═════ Data to process ═════
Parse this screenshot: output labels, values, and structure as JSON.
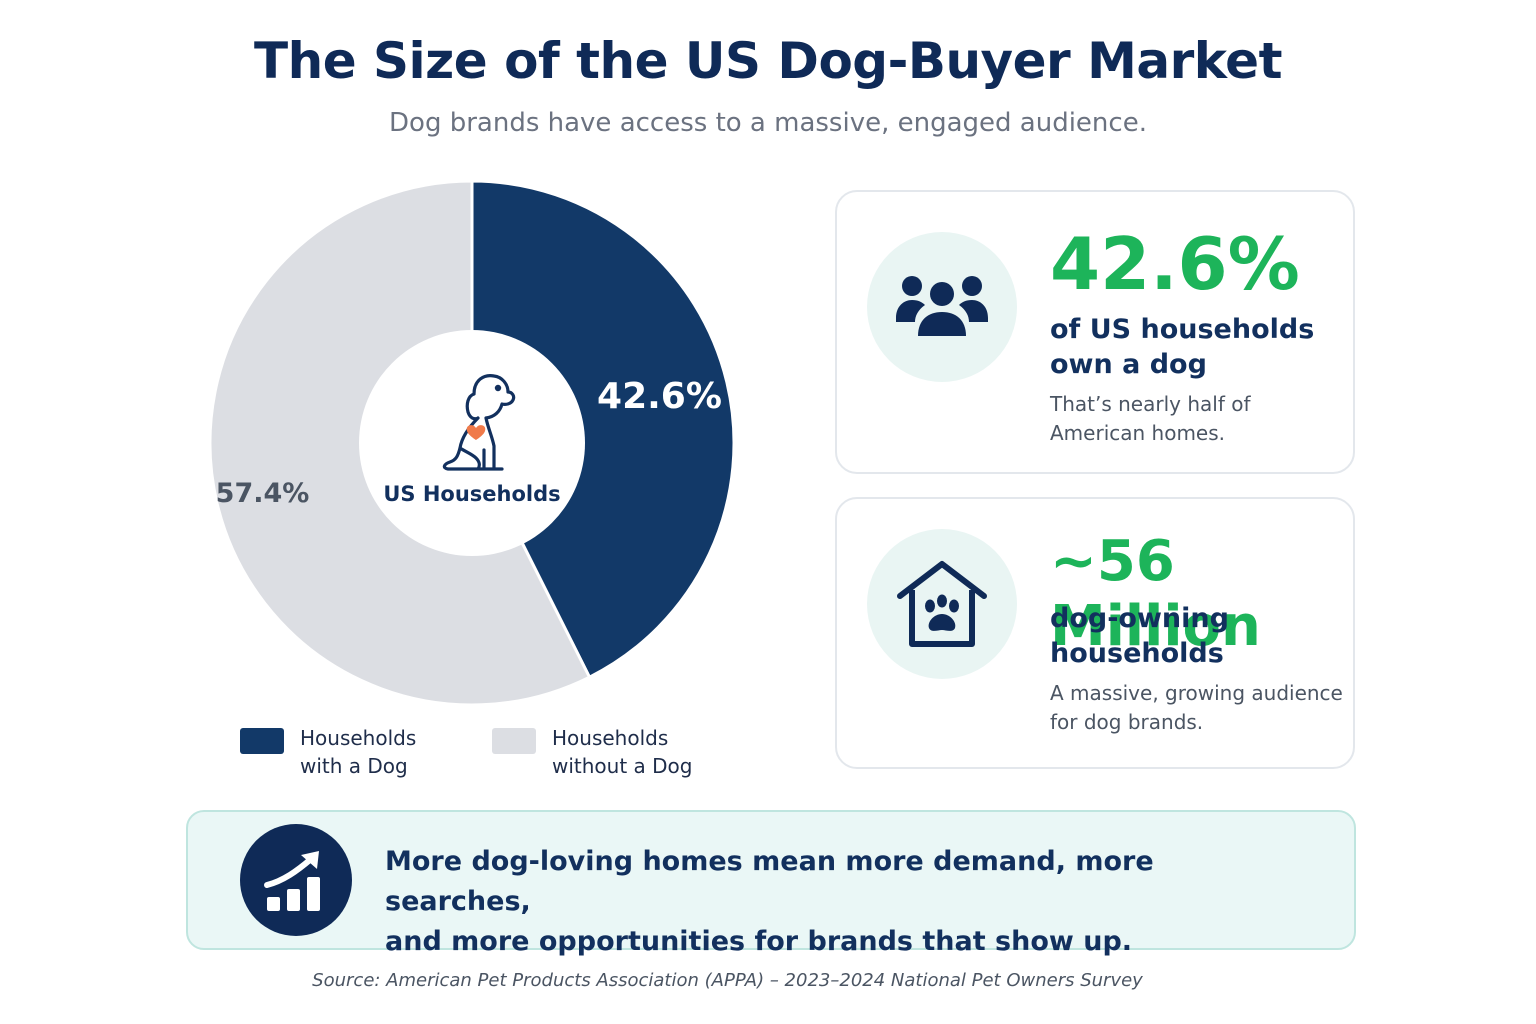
{
  "header": {
    "title": "The Size of the US Dog-Buyer Market",
    "subtitle": "Dog brands have access to a massive, engaged audience."
  },
  "chart_data": {
    "type": "pie",
    "title": "",
    "center_label": "US Households",
    "slices": [
      {
        "name": "Households with a Dog",
        "value": 42.6,
        "label": "42.6%",
        "color": "#123968"
      },
      {
        "name": "Households without a Dog",
        "value": 57.4,
        "label": "57.4%",
        "color": "#dcdee3"
      }
    ],
    "legend": {
      "placement": "bottom",
      "entries": [
        {
          "line1": "Households",
          "line2": "with a Dog",
          "color": "#123968"
        },
        {
          "line1": "Households",
          "line2": "without a Dog",
          "color": "#dcdee3"
        }
      ]
    }
  },
  "cards": [
    {
      "icon": "people-group-icon",
      "big": "42.6%",
      "mid_line1": "of US households",
      "mid_line2": "own a dog",
      "small_line1": "That’s nearly half of",
      "small_line2": "American homes."
    },
    {
      "icon": "house-paw-icon",
      "big": "~56 Million",
      "mid_line1": "dog-owning",
      "mid_line2": "households",
      "small_line1": "A massive, growing audience",
      "small_line2": "for dog brands."
    }
  ],
  "banner": {
    "icon": "growth-chart-icon",
    "line1": "More dog-loving homes mean more demand, more searches,",
    "line2": "and more opportunities for brands that show up."
  },
  "source": "Source: American Pet Products Association (APPA) – 2023–2024 National Pet Owners Survey",
  "colors": {
    "accent_green": "#1db45a",
    "navy": "#123968",
    "light_gray": "#dcdee3",
    "teal_bg": "#e9f5f3"
  }
}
═════
■ **Work to do**
Return every line of the records exactly as given, pictures excluded.

■ **Answer to this task**
Parse this screenshot: output labels, values, and structure as JSON.
{
  "header": {
    "title": "The Size of the US Dog-Buyer Market",
    "subtitle": "Dog brands have access to a massive, engaged audience."
  },
  "chart_data": {
    "type": "pie",
    "title": "",
    "center_label": "US Households",
    "slices": [
      {
        "name": "Households with a Dog",
        "value": 42.6,
        "label": "42.6%",
        "color": "#123968"
      },
      {
        "name": "Households without a Dog",
        "value": 57.4,
        "label": "57.4%",
        "color": "#dcdee3"
      }
    ],
    "legend": {
      "placement": "bottom",
      "entries": [
        {
          "line1": "Households",
          "line2": "with a Dog",
          "color": "#123968"
        },
        {
          "line1": "Households",
          "line2": "without a Dog",
          "color": "#dcdee3"
        }
      ]
    }
  },
  "cards": [
    {
      "icon": "people-group-icon",
      "big": "42.6%",
      "mid_line1": "of US households",
      "mid_line2": "own a dog",
      "small_line1": "That’s nearly half of",
      "small_line2": "American homes."
    },
    {
      "icon": "house-paw-icon",
      "big": "~56 Million",
      "mid_line1": "dog-owning",
      "mid_line2": "households",
      "small_line1": "A massive, growing audience",
      "small_line2": "for dog brands."
    }
  ],
  "banner": {
    "icon": "growth-chart-icon",
    "line1": "More dog-loving homes mean more demand, more searches,",
    "line2": "and more opportunities for brands that show up."
  },
  "source": "Source: American Pet Products Association (APPA) – 2023–2024 National Pet Owners Survey",
  "colors": {
    "accent_green": "#1db45a",
    "navy": "#123968",
    "light_gray": "#dcdee3",
    "teal_bg": "#e9f5f3"
  }
}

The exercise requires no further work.